■ **Текст упражнения**
----

Осипов случайно упал на сержанта, командира оборонявшегося здесь отделения.
Тот, перепугавшись, пытался стряхнуть с себя разведчика, но места было мало, и это ему не удавалось. Наконец подбежали солдаты, навалились на разведчиков. Освободившийся сержант схватил карабин, направил его в грудь Осипову.
- Подожди стрелять,- сказал Кирилл.- Мы русские. Отведи нас к командиру.
Сержант немного вроде успокоился, но оружия не опускал и не сводил с разведчиков взгляда. Потом он и еще один боец повели их в тыл.
Командира роты на наблюдательном пункте не оказалось. Был политрук. Он принял задержанных за лазутчиков и коротко приказал:
- К стенке их. Это гитлеровские сволочи.
Осипов убеждал политрука, что тот поступает неправильно. Даже если они вражеские агенты, нужно доставить их в полк.
- Дорогой убежать хотите? - сощурил глаза политрук.
Подумать только - пройти через такие испытания, чтобы оказаться у своих, и тут погибнуть таким нелепым образом.
Откровенно говоря, разведчики не могли винить политрука, заподозрившего их в шпионаже. Может, и они сами поступили бы так же, находясь в его положении. Но разве от этого легче?
Когда уже не оставалось никакой надежды и Осипов подумывал, не попытаться ли убежать от конвоиров, появился наконец командир роты. Это был немолодой уже старший лейтенант, на вид суровый и строгий. Он распорядился, чтобы Осипова и Тагирова отвели в штаб дивизии.
Командир дивизии находился в домике, крытом соломой. Когда разведчиков ввели туда, Осипов распорол подкладку рукава, извлек мою записку и вручил ее командиру. Прочитав ее и выслушав разведчиков, тот сразу же позвонил командующему 19-й армией генерал-лейтенанту Коневу.
В ту пору командный пункт генерала Конева находился на Смоленщине, в районе совхоза "Власиха". Туда и доставили наших разведчиков. Командующий армией встретил их в своей палатке:
- Так вы от Болдина? - потом внимательно посмотрел на Осипова. - А вас я где-то видел.

----

■ **Задания к упражнению**
1. Куда, согласно тексту о разведчиках Осипове и Тагирове, командир роты распорядился их отвести?
2. Допишите продолжение текста о разведчиках Осипове и Тагирове, начиная сразу после его последней фразы.

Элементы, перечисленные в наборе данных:
----

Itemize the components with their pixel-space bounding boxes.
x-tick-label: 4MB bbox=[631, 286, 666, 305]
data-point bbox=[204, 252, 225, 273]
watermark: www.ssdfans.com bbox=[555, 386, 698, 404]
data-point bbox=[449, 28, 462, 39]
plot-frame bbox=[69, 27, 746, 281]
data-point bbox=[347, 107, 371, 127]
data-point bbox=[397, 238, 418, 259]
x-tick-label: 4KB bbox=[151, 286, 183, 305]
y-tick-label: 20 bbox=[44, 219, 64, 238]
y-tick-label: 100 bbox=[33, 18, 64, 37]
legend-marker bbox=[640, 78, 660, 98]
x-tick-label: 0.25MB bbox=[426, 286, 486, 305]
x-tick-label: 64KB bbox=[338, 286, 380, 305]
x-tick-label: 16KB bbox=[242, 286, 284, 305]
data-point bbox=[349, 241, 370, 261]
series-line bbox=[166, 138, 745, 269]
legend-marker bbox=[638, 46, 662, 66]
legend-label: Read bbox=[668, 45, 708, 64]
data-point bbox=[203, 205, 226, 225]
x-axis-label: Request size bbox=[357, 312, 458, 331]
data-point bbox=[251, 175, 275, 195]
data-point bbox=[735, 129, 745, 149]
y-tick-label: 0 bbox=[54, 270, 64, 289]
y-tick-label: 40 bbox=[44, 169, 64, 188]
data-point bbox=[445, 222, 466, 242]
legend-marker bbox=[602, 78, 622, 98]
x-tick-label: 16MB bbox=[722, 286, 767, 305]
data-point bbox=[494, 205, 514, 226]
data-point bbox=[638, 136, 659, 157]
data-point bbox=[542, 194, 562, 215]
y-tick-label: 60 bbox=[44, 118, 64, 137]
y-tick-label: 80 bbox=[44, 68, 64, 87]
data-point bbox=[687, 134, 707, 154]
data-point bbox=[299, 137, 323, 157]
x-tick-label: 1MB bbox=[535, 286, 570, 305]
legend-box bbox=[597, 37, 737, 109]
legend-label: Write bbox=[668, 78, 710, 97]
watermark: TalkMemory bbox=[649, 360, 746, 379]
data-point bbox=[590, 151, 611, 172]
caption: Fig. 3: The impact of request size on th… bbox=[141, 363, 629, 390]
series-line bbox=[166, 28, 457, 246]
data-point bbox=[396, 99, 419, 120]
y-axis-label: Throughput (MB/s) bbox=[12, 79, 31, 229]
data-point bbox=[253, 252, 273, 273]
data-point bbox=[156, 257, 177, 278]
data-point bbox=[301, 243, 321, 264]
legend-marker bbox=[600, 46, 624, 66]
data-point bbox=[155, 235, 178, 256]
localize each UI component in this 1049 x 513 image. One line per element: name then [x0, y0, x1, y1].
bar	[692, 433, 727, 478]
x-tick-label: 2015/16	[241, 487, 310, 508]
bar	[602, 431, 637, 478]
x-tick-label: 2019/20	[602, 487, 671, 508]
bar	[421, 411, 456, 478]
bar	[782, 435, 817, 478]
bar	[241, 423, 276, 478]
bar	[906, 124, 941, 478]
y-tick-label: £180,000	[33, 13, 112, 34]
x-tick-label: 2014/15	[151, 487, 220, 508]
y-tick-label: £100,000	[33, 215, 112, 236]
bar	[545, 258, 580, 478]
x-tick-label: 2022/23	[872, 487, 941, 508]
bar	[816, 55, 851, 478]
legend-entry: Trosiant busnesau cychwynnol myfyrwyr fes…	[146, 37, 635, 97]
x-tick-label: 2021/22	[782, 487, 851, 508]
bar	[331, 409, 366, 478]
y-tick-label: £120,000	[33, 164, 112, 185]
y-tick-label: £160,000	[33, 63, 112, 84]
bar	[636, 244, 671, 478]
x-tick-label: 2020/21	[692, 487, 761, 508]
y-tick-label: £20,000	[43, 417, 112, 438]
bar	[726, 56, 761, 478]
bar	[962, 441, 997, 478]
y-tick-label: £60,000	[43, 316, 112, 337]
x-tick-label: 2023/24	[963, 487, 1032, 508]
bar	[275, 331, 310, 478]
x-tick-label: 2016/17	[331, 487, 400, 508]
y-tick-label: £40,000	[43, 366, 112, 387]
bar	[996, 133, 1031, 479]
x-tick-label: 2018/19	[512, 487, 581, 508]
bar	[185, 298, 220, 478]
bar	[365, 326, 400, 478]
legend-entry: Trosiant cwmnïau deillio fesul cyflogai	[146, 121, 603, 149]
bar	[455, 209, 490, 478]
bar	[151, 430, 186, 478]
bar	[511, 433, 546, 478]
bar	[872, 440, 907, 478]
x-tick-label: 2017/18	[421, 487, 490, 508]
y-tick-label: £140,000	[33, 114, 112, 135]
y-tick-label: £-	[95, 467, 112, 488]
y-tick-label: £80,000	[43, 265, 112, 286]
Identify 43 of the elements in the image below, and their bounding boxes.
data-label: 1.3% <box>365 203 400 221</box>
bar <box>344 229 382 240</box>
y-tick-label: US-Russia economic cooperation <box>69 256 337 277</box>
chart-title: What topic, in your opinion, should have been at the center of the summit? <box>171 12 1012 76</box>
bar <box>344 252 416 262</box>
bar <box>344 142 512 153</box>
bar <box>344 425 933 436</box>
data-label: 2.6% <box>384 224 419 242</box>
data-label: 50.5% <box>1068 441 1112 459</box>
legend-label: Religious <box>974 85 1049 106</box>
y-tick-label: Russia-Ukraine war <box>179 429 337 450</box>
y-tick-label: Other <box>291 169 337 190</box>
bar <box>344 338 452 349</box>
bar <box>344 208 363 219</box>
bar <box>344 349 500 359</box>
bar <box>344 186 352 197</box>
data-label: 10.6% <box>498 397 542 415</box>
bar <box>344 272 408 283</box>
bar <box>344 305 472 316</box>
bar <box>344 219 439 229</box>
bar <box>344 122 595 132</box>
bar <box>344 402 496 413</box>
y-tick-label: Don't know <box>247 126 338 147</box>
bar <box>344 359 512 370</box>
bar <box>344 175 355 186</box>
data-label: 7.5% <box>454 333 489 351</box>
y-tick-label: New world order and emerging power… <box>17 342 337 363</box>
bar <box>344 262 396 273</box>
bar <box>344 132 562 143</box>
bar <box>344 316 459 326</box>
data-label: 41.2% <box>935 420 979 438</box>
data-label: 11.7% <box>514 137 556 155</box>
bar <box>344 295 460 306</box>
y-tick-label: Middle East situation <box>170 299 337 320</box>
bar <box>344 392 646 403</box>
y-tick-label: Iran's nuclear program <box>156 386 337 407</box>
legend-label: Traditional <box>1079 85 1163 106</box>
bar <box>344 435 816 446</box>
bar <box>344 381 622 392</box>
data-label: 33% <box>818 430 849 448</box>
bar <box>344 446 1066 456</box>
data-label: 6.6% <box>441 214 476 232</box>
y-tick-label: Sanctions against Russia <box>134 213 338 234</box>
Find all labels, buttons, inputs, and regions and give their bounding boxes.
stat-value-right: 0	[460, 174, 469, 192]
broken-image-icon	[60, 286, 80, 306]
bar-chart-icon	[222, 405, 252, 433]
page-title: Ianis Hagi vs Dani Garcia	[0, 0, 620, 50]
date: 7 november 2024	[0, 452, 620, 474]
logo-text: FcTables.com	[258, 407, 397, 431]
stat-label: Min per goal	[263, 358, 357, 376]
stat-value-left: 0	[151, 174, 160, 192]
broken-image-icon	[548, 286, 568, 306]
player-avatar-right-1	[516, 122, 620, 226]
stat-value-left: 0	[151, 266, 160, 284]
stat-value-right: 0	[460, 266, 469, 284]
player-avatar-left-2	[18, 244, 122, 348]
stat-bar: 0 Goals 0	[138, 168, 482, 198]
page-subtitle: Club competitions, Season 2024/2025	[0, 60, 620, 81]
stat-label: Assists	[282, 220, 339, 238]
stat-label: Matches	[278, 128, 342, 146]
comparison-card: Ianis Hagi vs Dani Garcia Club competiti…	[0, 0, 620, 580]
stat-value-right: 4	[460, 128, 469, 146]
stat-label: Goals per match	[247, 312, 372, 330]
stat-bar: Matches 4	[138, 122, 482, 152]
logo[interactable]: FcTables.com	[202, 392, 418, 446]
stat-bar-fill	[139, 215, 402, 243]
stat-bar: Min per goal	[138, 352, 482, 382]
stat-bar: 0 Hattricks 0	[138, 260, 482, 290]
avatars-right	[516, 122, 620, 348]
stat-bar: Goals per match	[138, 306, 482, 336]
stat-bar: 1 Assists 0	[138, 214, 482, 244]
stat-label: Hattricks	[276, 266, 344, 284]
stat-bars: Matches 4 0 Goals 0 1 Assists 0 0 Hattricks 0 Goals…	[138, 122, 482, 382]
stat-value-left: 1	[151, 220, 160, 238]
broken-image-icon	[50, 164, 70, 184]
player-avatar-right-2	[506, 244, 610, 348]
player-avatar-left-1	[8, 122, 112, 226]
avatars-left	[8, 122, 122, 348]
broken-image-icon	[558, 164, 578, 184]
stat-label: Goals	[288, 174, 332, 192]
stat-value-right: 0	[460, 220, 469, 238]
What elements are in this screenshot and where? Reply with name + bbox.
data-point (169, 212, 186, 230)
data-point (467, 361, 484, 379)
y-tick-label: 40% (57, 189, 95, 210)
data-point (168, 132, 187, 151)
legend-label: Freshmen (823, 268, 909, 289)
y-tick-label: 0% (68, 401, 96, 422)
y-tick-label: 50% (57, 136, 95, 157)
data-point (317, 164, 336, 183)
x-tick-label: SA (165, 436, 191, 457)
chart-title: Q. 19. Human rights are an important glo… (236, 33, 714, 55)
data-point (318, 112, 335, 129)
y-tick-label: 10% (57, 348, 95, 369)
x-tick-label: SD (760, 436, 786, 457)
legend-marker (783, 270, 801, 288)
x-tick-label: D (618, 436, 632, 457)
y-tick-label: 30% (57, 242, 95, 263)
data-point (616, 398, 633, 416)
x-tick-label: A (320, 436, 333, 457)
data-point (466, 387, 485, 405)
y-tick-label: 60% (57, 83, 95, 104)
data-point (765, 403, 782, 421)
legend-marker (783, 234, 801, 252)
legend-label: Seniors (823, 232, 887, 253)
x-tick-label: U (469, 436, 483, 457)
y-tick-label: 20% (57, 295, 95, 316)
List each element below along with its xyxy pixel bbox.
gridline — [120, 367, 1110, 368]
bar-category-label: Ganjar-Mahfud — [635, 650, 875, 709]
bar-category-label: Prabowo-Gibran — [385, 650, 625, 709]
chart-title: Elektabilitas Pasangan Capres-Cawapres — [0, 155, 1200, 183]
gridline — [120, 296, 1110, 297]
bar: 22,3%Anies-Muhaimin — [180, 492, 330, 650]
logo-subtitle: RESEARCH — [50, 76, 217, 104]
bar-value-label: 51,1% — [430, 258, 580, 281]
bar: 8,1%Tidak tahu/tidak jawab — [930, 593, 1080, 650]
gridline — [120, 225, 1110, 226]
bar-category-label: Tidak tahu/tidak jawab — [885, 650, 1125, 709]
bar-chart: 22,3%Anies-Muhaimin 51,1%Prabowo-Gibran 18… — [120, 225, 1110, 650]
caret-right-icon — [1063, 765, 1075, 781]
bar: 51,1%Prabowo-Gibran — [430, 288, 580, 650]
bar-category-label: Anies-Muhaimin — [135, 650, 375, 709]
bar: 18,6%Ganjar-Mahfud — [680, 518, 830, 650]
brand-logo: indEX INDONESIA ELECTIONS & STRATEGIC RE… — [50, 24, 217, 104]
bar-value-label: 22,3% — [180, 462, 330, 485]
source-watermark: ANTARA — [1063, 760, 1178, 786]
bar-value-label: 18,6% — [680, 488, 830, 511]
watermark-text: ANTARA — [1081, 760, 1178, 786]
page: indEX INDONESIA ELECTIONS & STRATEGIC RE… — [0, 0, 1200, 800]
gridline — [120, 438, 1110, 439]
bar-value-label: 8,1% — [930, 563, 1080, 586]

----

■ **Ответы по заданиям**
1. В штаб дивизии.

2.
- Так точно,- доложил разведчик. - В тридцать шестом году, когда вы командовали тридцать седьмой стрелковой дивизией, я служил в ней. Дивизии находилась в Калиновичах. а ваш штаб в Речице.
- Верно, верно. Если память не изменяет, вы были тогда в полку Сироченко?
Когда Осипов и Тагиров обо всем доложили, И. С. Конев заключил:
- Я уже сообщил командующему Западным фронтом маршалу Тимошенко о вас и вашей лесной дивизии. Он приказал мне обеспечить ее выход из окружения. Прошу хорошо запомнить, что я вам скажу. Завтра, одиннадцатого августа, в семь ноль-ноль мы начнем авиационную и артиллерийскую подготовку, а в восемь ноль-ноль наступление. К девяти часам генерал Болдин должен запять исходные позиции в полосе четыре-пять километров и быть готовым к прорыву. Когда все внимание противника будет обращено на нас, пусть ваша дивизия начинает наступление с тыла. Да покрепче кричите "ура", чтобы при встрече мы случайно не стали стрелять друг в друга. Для большей гарантии мы установим опознавательные знаки: шест с перекладиной, в виде буквы "Т". К ней будут прикреплены три белых полотнища.
Командующий спросил Осипова и Тагирова, все ли им ясно. Те ответили утвердительно.
-А как предполагаете вернуться к своим? Может, на самолете, а над Берлинским лесом спуститесь на парашютах?
Узнав, что разведчикам еще не приходилось прыгать с парашютами, командующий от этой мысли отказался и согласился, что лучше всего им уйти так же, как и пришли. Только он приказал выделить для сопровождения их тридцать бойцов.
В ночь на 11 августа наши разведчики в сопровождении взвода стрелков покинули KП армии. Выбравшись на передовую, бойцы рассредоточились змейкой и по команде перешли линию своих окопов. Благополучно преодолели нейтральную полосу. И вот уже вражеские позиции. Имея опыт, наши боевые друзья незаметно проскользнули между ними и даже сумели по пути повредить связь противника.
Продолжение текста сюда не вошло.